• **Requirement**
Scan the entries below and extract each line with the word "Baths" in it.

(Items listed in a dataset)
* * * * * * *
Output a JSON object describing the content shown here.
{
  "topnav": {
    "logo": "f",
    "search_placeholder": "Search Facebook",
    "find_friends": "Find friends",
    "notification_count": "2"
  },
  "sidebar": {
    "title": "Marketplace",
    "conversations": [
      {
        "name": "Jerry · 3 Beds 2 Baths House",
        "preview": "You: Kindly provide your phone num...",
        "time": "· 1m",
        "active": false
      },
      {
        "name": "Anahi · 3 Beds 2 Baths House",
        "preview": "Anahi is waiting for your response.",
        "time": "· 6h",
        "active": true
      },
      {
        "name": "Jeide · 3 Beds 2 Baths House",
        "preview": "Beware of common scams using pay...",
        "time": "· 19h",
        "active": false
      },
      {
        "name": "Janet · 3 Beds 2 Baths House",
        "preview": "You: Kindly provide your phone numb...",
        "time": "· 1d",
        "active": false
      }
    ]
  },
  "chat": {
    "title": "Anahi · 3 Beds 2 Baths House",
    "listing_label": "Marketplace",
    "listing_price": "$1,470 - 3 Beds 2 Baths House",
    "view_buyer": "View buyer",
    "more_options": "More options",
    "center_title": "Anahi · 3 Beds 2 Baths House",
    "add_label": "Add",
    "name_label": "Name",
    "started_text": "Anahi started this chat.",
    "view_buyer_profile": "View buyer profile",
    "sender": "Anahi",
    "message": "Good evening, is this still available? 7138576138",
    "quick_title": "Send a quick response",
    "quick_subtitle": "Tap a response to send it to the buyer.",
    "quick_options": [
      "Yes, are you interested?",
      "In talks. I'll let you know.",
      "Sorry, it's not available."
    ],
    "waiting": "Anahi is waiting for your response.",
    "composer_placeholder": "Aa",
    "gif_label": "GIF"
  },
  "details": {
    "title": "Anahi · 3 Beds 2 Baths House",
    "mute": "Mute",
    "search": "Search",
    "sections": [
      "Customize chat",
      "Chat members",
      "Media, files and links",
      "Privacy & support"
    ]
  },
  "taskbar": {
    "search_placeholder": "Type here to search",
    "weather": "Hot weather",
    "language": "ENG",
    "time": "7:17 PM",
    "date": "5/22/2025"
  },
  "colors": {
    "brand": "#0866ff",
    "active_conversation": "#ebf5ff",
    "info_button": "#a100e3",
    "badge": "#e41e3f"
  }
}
* * * * * * *
• **The output**
        "name": "Jerry · 3 Beds 2 Baths House",
        "name": "Anahi · 3 Beds 2 Baths House",
        "name": "Jeide · 3 Beds 2 Baths House",
        "name": "Janet · 3 Beds 2 Baths House",
    "title": "Anahi · 3 Beds 2 Baths House",
    "listing_price": "$1,470 - 3 Beds 2 Baths House",
    "center_title": "Anahi · 3 Beds 2 Baths House",
    "title": "Anahi · 3 Beds 2 Baths House",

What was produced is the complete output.